--- BEGIN Record set ---

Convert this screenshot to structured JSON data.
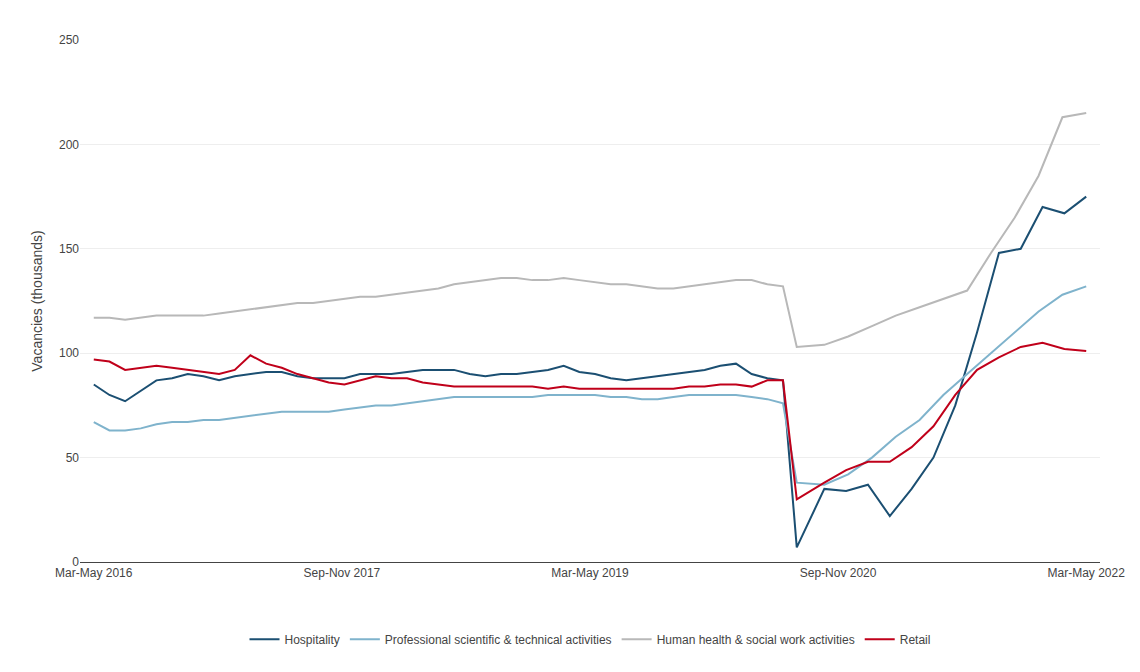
{
  "chart_data": {
    "type": "line",
    "ylabel": "Vacancies (thousands)",
    "xlim": [
      -1,
      73
    ],
    "xticks": [
      {
        "value": 0,
        "label": "Mar-May 2016"
      },
      {
        "value": 18,
        "label": "Sep-Nov 2017"
      },
      {
        "value": 36,
        "label": "Mar-May 2019"
      },
      {
        "value": 54,
        "label": "Sep-Nov 2020"
      },
      {
        "value": 72,
        "label": "Mar-May 2022"
      }
    ],
    "ylim": [
      0,
      250
    ],
    "yticks": [
      0,
      50,
      100,
      150,
      200,
      250
    ],
    "grid": true,
    "legend": "bottom",
    "series": [
      {
        "name": "Hospitality",
        "color": "#1b4f72",
        "x": [
          0,
          1.136364,
          2.272727,
          3.409091,
          4.545455,
          5.681818,
          6.818182,
          7.954545,
          9.090909,
          10.227273,
          11.363636,
          12.5,
          13.636364,
          14.772727,
          15.909091,
          17.045455,
          18.181818,
          19.318182,
          20.454545,
          21.590909,
          22.727273,
          23.863636,
          25,
          26.136364,
          27.272727,
          28.409091,
          29.545455,
          30.681818,
          31.818182,
          32.954545,
          34.090909,
          35.227273,
          36.363636,
          37.5,
          38.636364,
          39.772727,
          40.909091,
          42.045455,
          43.181818,
          44.318182,
          45.454545,
          46.590909,
          47.727273,
          48.863636,
          50,
          51,
          53,
          54.583333,
          56.166667,
          57.75,
          59.333333,
          60.916667,
          62.5,
          64.083333,
          65.666667,
          67.25,
          68.833333,
          70.416667,
          72
        ],
        "values": [
          85,
          80,
          77,
          82,
          87,
          88,
          90,
          89,
          87,
          89,
          90,
          91,
          91,
          89,
          88,
          88,
          88,
          90,
          90,
          90,
          91,
          92,
          92,
          92,
          90,
          89,
          90,
          90,
          91,
          92,
          94,
          91,
          90,
          88,
          87,
          88,
          89,
          90,
          91,
          92,
          94,
          95,
          90,
          88,
          87,
          7,
          35,
          34,
          37,
          22,
          35,
          50,
          75,
          110,
          148,
          150,
          170,
          167,
          175
        ]
      },
      {
        "name": "Professional scientific & technical activities",
        "color": "#7fb3cc",
        "x": [
          0,
          1.136364,
          2.272727,
          3.409091,
          4.545455,
          5.681818,
          6.818182,
          7.954545,
          9.090909,
          10.227273,
          11.363636,
          12.5,
          13.636364,
          14.772727,
          15.909091,
          17.045455,
          18.181818,
          19.318182,
          20.454545,
          21.590909,
          22.727273,
          23.863636,
          25,
          26.136364,
          27.272727,
          28.409091,
          29.545455,
          30.681818,
          31.818182,
          32.954545,
          34.090909,
          35.227273,
          36.363636,
          37.5,
          38.636364,
          39.772727,
          40.909091,
          42.045455,
          43.181818,
          44.318182,
          45.454545,
          46.590909,
          47.727273,
          48.863636,
          50,
          51,
          53,
          54.727273,
          56.454545,
          58.181818,
          59.909091,
          61.636364,
          63.363636,
          65.090909,
          66.818182,
          68.545455,
          70.272727,
          72
        ],
        "values": [
          67,
          63,
          63,
          64,
          66,
          67,
          67,
          68,
          68,
          69,
          70,
          71,
          72,
          72,
          72,
          72,
          73,
          74,
          75,
          75,
          76,
          77,
          78,
          79,
          79,
          79,
          79,
          79,
          79,
          80,
          80,
          80,
          80,
          79,
          79,
          78,
          78,
          79,
          80,
          80,
          80,
          80,
          79,
          78,
          76,
          38,
          37,
          42,
          50,
          60,
          68,
          80,
          90,
          100,
          110,
          120,
          128,
          132
        ]
      },
      {
        "name": "Human health & social work activities",
        "color": "#b8b8b8",
        "x": [
          0,
          1.136364,
          2.272727,
          3.409091,
          4.545455,
          5.681818,
          6.818182,
          7.954545,
          9.090909,
          10.227273,
          11.363636,
          12.5,
          13.636364,
          14.772727,
          15.909091,
          17.045455,
          18.181818,
          19.318182,
          20.454545,
          21.590909,
          22.727273,
          23.863636,
          25,
          26.136364,
          27.272727,
          28.409091,
          29.545455,
          30.681818,
          31.818182,
          32.954545,
          34.090909,
          35.227273,
          36.363636,
          37.5,
          38.636364,
          39.772727,
          40.909091,
          42.045455,
          43.181818,
          44.318182,
          45.454545,
          46.590909,
          47.727273,
          48.863636,
          50,
          51,
          53,
          54.727273,
          56.454545,
          58.181818,
          59.909091,
          61.636364,
          63.363636,
          65.090909,
          66.818182,
          68.545455,
          70.272727,
          72
        ],
        "values": [
          117,
          117,
          116,
          117,
          118,
          118,
          118,
          118,
          119,
          120,
          121,
          122,
          123,
          124,
          124,
          125,
          126,
          127,
          127,
          128,
          129,
          130,
          131,
          133,
          134,
          135,
          136,
          136,
          135,
          135,
          136,
          135,
          134,
          133,
          133,
          132,
          131,
          131,
          132,
          133,
          134,
          135,
          135,
          133,
          132,
          103,
          104,
          108,
          113,
          118,
          122,
          126,
          130,
          148,
          165,
          185,
          213,
          215
        ]
      },
      {
        "name": "Retail",
        "color": "#c0001a",
        "x": [
          0,
          1.136364,
          2.272727,
          3.409091,
          4.545455,
          5.681818,
          6.818182,
          7.954545,
          9.090909,
          10.227273,
          11.363636,
          12.5,
          13.636364,
          14.772727,
          15.909091,
          17.045455,
          18.181818,
          19.318182,
          20.454545,
          21.590909,
          22.727273,
          23.863636,
          25,
          26.136364,
          27.272727,
          28.409091,
          29.545455,
          30.681818,
          31.818182,
          32.954545,
          34.090909,
          35.227273,
          36.363636,
          37.5,
          38.636364,
          39.772727,
          40.909091,
          42.045455,
          43.181818,
          44.318182,
          45.454545,
          46.590909,
          47.727273,
          48.863636,
          50,
          51,
          53,
          54.583333,
          56.166667,
          57.75,
          59.333333,
          60.916667,
          62.5,
          64.083333,
          65.666667,
          67.25,
          68.833333,
          70.416667,
          72
        ],
        "values": [
          97,
          96,
          92,
          93,
          94,
          93,
          92,
          91,
          90,
          92,
          99,
          95,
          93,
          90,
          88,
          86,
          85,
          87,
          89,
          88,
          88,
          86,
          85,
          84,
          84,
          84,
          84,
          84,
          84,
          83,
          84,
          83,
          83,
          83,
          83,
          83,
          83,
          83,
          84,
          84,
          85,
          85,
          84,
          87,
          87,
          30,
          38,
          44,
          48,
          48,
          55,
          65,
          80,
          92,
          98,
          103,
          105,
          102,
          101
        ]
      }
    ]
  }
}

--- END Record set ---

> Set problem: Find the word "color" in the entries, and copy every line it shows up in.

> Exercise answer:
        "color": "#1b4f72",
        "color": "#7fb3cc",
        "color": "#b8b8b8",
        "color": "#c0001a",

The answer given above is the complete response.